— begin RECORDS —
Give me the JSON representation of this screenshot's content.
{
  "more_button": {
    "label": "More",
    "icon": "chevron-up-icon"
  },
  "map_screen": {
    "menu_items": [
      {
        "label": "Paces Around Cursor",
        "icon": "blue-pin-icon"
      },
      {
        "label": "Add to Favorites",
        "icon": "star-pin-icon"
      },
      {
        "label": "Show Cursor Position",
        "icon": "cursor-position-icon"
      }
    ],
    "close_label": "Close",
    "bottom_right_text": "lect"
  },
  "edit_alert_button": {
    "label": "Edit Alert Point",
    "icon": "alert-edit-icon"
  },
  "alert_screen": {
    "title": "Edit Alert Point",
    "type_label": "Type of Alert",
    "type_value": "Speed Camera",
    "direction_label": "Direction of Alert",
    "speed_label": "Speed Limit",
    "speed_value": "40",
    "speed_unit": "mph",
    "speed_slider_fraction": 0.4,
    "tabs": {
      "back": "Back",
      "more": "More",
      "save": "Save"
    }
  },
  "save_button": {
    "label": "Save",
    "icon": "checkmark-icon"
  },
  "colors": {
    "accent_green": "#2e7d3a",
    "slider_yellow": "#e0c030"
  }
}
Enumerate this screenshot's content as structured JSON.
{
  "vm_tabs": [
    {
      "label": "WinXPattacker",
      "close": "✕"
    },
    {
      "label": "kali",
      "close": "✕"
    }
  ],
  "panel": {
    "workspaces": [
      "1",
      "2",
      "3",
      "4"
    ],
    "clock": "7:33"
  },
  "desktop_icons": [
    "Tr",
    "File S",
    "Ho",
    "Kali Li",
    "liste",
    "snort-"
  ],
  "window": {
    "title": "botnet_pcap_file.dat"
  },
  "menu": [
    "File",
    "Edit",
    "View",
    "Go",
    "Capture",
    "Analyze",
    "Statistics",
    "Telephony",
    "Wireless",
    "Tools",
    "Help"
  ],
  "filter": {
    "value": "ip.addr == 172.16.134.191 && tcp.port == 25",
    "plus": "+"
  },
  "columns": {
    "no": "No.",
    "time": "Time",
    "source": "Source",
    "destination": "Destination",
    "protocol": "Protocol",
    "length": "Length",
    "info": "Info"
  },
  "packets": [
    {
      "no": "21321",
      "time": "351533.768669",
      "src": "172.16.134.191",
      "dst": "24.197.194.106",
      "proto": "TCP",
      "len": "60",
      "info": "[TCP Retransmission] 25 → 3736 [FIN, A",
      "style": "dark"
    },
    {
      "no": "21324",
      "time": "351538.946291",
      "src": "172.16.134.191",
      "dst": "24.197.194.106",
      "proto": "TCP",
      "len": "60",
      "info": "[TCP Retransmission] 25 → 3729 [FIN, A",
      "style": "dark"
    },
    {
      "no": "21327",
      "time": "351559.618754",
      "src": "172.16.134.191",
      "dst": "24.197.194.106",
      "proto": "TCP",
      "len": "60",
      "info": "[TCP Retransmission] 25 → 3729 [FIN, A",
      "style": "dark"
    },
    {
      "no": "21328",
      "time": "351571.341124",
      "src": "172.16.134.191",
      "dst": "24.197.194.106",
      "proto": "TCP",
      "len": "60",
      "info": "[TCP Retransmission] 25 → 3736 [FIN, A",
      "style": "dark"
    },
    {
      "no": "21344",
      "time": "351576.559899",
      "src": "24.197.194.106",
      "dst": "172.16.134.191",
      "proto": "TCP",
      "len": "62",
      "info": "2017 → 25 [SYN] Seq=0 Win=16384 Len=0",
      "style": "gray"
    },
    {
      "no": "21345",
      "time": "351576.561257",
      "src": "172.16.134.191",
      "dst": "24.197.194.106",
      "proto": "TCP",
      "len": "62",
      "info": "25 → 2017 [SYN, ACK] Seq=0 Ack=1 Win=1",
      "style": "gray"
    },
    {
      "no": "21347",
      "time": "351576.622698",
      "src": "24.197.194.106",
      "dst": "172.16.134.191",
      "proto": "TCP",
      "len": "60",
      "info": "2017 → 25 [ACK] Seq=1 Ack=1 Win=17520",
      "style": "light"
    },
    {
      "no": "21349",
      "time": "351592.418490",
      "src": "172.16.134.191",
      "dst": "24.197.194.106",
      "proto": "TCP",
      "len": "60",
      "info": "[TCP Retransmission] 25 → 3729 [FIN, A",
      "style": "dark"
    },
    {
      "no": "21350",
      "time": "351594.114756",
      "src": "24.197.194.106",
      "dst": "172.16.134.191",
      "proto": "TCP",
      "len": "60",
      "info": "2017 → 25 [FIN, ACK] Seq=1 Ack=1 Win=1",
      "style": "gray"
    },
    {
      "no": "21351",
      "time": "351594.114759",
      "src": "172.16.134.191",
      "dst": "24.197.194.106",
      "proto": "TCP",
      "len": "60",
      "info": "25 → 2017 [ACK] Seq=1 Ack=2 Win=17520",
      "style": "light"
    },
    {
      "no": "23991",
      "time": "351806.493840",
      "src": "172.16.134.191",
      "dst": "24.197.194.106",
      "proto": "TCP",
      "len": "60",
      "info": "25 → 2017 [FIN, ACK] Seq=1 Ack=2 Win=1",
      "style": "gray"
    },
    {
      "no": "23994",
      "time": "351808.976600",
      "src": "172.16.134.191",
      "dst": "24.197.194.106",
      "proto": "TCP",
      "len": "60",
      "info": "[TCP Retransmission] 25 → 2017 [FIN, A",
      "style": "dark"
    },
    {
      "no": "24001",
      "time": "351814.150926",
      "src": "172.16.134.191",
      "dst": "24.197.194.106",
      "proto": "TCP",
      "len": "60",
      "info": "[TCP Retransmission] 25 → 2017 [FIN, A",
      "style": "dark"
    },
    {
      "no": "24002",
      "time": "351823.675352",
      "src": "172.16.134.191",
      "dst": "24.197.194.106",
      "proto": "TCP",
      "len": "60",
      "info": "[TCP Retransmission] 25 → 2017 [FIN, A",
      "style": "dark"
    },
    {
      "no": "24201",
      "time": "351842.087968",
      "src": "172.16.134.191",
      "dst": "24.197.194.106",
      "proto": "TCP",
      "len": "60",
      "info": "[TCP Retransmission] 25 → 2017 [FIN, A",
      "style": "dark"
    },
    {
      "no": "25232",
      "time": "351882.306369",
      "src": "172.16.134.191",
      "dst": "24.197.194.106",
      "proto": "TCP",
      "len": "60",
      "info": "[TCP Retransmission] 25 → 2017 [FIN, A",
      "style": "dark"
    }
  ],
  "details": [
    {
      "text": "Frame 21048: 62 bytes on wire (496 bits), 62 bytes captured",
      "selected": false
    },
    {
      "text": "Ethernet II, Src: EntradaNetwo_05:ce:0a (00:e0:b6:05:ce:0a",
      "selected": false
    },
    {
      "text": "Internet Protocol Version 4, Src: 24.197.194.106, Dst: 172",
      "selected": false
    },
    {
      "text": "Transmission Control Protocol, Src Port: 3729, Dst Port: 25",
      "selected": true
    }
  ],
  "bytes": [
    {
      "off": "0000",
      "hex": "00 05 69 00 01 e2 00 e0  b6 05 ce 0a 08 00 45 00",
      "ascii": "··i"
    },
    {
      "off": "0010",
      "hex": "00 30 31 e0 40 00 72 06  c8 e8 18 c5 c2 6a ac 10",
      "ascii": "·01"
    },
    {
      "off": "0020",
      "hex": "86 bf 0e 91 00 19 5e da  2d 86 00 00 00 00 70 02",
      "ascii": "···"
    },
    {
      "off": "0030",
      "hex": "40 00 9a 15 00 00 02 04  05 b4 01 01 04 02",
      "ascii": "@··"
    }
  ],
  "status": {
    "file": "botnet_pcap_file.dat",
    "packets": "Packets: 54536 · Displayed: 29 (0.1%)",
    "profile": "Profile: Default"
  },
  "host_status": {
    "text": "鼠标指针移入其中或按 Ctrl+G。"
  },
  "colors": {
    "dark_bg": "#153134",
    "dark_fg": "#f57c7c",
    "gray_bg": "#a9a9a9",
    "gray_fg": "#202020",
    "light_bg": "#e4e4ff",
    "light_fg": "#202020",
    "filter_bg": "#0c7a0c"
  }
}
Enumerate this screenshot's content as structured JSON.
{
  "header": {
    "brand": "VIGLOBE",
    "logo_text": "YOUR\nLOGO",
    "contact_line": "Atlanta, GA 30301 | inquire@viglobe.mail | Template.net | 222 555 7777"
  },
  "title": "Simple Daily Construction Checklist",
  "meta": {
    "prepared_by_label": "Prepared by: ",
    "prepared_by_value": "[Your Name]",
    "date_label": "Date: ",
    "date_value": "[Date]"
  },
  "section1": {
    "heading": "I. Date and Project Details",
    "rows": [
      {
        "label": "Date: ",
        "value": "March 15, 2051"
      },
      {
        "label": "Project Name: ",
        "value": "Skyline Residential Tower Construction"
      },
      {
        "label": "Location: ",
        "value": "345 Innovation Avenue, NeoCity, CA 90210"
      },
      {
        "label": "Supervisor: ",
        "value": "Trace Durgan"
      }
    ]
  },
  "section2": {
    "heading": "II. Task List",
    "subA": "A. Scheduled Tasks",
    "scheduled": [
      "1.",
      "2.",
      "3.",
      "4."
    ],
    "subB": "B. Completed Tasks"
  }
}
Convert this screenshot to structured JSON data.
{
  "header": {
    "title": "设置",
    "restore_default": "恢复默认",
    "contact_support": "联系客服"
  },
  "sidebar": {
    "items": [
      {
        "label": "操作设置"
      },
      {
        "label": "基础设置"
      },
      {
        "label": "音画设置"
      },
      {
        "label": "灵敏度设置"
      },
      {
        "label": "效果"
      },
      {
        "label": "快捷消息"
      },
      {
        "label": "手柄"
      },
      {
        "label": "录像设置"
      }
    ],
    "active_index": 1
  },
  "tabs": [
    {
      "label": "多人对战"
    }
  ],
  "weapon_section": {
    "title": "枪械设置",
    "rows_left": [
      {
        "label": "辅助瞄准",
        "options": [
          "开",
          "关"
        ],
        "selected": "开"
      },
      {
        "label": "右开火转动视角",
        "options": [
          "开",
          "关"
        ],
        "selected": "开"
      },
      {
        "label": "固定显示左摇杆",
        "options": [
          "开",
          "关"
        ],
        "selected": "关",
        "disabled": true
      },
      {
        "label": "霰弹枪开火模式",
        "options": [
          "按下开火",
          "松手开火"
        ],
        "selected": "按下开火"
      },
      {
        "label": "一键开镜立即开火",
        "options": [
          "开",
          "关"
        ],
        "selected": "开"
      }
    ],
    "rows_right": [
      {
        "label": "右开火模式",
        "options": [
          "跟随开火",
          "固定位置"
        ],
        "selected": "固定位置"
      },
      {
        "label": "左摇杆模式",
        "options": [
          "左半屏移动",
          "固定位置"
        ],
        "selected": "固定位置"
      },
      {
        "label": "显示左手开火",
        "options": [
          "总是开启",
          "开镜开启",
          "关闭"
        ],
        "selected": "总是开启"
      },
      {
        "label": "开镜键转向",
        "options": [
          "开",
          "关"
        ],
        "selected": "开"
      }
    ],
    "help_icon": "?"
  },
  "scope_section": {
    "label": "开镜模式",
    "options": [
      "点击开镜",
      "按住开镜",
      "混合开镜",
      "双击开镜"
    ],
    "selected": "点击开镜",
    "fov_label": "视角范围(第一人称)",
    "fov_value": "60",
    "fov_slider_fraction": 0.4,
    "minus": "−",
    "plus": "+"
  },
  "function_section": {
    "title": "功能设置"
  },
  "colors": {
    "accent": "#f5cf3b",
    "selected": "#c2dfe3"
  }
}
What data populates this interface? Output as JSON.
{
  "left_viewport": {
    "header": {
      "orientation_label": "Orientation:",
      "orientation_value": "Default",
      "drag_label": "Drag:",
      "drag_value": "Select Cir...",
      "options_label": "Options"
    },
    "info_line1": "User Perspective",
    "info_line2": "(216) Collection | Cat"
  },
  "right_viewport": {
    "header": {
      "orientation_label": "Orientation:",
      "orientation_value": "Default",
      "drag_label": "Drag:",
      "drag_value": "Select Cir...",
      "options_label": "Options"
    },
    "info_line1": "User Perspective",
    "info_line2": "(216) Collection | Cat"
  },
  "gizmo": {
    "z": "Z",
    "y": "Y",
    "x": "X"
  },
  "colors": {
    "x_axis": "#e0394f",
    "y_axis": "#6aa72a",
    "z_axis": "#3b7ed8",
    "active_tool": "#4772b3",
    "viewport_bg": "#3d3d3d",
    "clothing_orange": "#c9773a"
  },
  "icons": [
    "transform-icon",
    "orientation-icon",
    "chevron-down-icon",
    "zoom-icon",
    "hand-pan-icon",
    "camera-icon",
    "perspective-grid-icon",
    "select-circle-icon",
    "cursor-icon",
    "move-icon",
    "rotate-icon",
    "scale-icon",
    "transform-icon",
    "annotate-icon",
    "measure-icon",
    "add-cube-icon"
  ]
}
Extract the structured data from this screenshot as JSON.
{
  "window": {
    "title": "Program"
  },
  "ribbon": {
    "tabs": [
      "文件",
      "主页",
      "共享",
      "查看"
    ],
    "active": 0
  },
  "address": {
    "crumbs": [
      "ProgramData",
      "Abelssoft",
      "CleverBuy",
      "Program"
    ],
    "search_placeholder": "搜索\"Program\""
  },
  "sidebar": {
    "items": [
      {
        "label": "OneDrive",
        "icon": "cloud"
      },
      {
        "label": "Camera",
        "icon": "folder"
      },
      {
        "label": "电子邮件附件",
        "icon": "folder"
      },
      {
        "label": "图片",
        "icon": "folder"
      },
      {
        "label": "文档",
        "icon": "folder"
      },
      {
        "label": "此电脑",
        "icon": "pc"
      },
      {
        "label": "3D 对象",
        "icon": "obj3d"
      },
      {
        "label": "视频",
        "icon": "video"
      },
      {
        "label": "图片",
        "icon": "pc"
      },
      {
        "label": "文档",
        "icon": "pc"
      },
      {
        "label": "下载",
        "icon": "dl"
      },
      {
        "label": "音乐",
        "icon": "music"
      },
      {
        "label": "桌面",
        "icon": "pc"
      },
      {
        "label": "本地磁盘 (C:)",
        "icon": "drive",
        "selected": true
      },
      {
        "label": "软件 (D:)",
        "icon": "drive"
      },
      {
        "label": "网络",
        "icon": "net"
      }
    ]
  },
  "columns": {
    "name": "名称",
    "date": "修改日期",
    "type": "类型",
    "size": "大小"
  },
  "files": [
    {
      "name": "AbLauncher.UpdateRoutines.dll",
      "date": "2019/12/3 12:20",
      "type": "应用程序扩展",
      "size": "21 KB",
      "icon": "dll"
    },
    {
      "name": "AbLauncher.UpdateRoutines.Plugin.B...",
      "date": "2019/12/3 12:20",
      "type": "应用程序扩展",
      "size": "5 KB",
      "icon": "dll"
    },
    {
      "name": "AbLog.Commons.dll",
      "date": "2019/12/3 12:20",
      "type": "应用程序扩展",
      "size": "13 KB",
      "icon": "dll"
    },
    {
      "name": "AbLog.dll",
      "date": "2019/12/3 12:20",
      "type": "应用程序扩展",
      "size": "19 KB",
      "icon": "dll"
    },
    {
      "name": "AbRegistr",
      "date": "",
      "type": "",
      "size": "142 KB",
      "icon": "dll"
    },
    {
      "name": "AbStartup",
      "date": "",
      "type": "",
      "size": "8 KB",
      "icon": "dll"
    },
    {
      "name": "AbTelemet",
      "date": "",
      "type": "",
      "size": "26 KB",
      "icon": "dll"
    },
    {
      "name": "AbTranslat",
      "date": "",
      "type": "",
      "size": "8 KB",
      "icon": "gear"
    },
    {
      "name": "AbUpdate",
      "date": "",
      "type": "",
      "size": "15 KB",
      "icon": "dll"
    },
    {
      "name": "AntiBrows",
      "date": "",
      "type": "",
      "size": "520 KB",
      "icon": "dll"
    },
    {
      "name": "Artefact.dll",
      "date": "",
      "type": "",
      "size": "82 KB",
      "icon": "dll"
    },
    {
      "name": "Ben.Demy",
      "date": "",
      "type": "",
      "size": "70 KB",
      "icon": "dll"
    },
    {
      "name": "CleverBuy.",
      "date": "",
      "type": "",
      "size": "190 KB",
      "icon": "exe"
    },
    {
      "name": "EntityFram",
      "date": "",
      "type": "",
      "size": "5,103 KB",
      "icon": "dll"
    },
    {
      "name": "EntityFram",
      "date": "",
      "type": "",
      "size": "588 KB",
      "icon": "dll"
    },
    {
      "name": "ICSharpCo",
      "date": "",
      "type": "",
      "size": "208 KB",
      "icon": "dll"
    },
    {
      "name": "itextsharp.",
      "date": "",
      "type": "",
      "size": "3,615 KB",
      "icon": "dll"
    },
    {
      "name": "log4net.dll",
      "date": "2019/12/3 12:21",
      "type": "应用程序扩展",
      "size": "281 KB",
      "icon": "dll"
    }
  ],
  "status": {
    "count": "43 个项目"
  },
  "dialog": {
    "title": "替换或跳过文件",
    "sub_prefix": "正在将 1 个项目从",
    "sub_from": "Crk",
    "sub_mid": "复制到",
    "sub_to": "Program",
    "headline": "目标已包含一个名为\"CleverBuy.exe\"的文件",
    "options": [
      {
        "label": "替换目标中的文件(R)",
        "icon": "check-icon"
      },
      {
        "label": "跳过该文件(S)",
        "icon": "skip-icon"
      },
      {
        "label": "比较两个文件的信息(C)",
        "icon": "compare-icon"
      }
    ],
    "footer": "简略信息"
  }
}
— end RECORDS —
## WHAT TO WORK ON
Show every line from the entries above in which "Construction" appears.

## ANSWER FOR THE TASK
  "title": "Simple Daily Construction Checklist",
        "value": "Skyline Residential Tower Construction"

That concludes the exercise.